### [GIVEN DATA]
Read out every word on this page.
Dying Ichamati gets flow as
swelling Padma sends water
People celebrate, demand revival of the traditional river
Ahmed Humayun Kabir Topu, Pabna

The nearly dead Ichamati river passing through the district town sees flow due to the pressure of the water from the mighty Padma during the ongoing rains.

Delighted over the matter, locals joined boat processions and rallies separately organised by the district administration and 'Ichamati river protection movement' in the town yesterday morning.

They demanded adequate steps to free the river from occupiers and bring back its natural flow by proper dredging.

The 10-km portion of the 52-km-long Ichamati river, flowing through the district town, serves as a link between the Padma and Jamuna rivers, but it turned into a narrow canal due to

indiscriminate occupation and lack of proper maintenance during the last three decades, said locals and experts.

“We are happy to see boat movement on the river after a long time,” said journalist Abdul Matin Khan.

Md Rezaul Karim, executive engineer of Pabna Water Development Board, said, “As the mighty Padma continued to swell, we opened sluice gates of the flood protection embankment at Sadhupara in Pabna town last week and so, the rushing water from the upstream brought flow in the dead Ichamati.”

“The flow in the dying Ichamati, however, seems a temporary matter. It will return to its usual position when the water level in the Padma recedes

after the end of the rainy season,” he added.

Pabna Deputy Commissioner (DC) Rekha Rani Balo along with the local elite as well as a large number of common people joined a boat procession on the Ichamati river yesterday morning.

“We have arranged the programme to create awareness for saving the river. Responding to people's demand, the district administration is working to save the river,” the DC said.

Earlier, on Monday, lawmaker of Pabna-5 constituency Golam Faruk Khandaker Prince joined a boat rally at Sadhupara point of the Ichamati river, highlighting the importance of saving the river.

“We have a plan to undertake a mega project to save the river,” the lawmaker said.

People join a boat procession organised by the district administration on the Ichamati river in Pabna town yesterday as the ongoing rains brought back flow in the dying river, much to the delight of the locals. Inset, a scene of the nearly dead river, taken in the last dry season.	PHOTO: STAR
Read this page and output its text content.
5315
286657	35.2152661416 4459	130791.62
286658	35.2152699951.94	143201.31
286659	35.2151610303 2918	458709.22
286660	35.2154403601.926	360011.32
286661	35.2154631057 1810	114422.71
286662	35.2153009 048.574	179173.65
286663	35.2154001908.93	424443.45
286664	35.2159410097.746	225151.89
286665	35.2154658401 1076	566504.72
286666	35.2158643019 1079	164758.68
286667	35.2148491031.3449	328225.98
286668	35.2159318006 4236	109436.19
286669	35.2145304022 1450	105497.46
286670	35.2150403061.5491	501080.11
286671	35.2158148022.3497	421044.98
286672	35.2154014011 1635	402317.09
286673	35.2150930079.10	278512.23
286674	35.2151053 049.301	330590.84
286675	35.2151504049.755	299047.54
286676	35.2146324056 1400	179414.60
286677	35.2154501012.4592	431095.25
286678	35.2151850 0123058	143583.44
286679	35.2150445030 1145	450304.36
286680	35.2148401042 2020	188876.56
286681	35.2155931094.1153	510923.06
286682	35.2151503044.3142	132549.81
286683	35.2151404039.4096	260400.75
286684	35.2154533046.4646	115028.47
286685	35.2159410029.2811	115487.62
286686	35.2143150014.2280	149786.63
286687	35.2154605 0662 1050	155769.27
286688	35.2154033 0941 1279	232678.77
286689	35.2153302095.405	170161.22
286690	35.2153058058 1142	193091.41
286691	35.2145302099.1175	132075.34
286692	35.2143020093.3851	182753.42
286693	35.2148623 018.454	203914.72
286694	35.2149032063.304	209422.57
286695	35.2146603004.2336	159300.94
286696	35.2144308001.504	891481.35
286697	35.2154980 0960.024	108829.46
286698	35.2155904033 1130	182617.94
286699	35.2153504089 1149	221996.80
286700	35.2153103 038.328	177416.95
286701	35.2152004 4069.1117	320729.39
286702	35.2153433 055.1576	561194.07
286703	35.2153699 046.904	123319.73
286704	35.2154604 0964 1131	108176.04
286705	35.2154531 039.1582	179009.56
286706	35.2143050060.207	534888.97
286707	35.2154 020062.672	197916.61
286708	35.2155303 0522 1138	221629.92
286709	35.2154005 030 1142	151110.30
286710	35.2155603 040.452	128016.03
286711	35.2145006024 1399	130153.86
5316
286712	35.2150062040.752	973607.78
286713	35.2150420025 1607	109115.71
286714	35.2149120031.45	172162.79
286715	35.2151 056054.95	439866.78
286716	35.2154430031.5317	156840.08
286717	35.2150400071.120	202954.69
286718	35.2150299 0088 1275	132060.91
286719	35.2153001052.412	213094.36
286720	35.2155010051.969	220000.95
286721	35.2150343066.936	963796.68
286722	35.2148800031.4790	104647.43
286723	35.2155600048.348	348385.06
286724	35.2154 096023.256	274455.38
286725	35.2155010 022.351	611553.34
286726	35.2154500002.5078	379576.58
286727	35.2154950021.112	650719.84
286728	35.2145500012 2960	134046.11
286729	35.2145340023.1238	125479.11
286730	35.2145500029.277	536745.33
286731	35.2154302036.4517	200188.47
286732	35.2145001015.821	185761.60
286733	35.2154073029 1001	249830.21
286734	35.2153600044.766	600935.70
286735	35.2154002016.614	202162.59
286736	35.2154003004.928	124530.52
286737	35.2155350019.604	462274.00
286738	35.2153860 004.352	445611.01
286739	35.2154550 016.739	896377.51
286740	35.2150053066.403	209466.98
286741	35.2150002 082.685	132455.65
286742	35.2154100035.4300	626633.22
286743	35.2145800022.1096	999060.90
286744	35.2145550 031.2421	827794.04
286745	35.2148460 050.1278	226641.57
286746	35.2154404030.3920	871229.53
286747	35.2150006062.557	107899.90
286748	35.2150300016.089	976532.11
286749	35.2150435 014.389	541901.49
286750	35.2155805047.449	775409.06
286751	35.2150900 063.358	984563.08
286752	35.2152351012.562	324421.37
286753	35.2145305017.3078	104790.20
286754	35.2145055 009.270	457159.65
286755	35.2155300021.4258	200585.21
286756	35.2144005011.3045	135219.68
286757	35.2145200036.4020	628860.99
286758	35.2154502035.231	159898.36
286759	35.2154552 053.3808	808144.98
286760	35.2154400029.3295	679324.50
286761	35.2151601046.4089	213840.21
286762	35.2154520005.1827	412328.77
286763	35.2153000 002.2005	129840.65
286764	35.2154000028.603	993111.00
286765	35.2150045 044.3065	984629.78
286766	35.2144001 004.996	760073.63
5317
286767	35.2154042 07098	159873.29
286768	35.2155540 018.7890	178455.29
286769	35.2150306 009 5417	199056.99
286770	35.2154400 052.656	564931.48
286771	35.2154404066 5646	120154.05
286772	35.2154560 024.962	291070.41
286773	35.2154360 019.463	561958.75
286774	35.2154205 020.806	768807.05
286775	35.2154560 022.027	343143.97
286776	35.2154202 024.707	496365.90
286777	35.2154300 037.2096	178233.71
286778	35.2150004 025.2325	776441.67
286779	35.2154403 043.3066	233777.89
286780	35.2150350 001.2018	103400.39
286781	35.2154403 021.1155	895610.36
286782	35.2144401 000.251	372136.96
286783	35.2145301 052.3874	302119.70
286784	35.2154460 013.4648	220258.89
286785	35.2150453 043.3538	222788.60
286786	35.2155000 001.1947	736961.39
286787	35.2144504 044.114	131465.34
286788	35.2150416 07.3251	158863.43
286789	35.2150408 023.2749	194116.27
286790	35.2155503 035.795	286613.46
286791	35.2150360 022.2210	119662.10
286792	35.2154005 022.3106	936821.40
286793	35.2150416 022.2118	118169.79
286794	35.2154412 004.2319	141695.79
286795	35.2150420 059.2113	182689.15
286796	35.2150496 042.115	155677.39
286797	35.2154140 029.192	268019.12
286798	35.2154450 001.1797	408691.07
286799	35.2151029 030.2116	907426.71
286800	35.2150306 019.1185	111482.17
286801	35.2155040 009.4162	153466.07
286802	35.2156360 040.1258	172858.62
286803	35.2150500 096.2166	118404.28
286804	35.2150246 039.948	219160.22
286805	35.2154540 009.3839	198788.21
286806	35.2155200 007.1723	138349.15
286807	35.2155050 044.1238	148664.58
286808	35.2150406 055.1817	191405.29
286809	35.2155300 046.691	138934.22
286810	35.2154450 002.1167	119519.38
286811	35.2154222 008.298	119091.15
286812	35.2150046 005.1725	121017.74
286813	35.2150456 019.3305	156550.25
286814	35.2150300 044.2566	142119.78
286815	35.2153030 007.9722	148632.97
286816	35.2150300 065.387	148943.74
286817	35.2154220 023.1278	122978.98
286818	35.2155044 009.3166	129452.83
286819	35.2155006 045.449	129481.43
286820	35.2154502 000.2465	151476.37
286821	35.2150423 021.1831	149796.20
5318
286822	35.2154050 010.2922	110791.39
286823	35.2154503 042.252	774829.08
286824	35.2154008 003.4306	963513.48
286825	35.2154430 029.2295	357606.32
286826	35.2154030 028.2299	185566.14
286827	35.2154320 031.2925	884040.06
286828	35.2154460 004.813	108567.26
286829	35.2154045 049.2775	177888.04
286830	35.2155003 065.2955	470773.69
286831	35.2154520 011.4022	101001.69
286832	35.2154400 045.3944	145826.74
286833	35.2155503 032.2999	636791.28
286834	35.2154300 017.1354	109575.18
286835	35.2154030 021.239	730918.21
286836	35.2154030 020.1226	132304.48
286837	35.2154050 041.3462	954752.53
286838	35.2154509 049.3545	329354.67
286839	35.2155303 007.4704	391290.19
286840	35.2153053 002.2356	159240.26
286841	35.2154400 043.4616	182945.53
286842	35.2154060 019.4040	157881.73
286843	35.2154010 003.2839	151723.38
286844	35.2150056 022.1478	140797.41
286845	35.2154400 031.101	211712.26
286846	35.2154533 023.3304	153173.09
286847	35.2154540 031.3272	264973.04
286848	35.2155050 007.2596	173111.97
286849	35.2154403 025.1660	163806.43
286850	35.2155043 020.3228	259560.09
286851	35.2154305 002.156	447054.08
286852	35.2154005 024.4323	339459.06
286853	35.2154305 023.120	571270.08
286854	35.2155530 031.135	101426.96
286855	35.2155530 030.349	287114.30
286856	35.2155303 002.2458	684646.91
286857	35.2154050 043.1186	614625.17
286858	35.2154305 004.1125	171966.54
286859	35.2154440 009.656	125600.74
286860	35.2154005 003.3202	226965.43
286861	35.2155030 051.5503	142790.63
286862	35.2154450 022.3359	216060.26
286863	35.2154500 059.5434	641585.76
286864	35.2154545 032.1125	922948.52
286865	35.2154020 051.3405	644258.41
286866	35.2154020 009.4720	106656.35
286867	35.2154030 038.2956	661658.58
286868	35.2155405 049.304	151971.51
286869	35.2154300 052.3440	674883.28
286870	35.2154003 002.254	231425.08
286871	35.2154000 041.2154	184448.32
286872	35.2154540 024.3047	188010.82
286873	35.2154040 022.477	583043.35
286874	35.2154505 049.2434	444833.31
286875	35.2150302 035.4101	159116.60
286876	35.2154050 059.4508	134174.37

### [REQUIREMENTS]
From the listing above, pick out every line containing "Read".

### [EXERCISE OUTPUT]
Read out every word on this page.
Read this page and output its text content.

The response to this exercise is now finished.